THE DATA
_ _ _ _

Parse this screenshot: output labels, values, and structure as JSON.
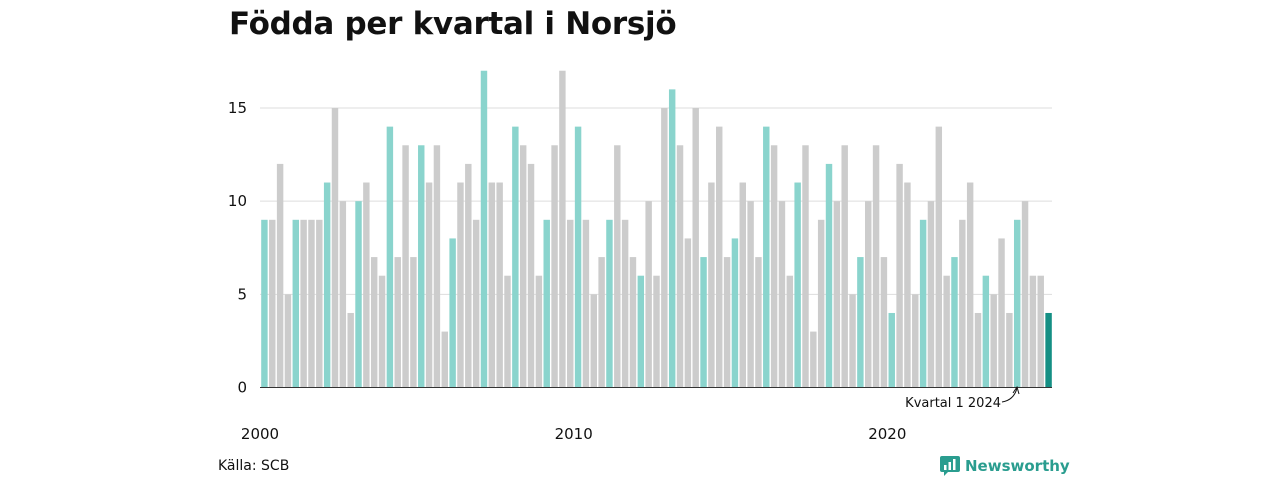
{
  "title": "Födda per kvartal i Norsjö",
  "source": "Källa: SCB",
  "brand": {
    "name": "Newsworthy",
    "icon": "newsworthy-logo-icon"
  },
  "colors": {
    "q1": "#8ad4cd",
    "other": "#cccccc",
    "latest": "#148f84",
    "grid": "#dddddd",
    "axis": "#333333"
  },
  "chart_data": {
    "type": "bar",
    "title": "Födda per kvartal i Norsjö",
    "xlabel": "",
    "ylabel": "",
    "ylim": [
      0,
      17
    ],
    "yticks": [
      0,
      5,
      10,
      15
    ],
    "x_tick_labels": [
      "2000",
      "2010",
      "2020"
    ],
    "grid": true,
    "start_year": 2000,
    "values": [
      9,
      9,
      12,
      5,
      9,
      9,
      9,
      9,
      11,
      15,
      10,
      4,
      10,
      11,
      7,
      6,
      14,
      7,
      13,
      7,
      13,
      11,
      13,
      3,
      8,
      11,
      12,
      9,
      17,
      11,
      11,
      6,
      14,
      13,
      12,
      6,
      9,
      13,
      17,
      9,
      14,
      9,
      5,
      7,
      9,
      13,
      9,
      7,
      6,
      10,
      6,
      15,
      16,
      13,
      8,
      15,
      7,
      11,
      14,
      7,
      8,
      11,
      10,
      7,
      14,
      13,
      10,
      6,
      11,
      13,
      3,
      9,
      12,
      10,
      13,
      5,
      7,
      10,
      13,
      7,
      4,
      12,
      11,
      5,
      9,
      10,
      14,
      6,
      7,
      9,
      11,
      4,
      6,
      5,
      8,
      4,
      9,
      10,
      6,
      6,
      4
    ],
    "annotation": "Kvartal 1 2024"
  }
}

_ _ _ _

PROBLEM TO WORK ON
Pull out all lines containing the word "Norsjö" from the entries above.

RIGHT ANSWER
  "title": "Födda per kvartal i Norsjö",
    "title": "Födda per kvartal i Norsjö",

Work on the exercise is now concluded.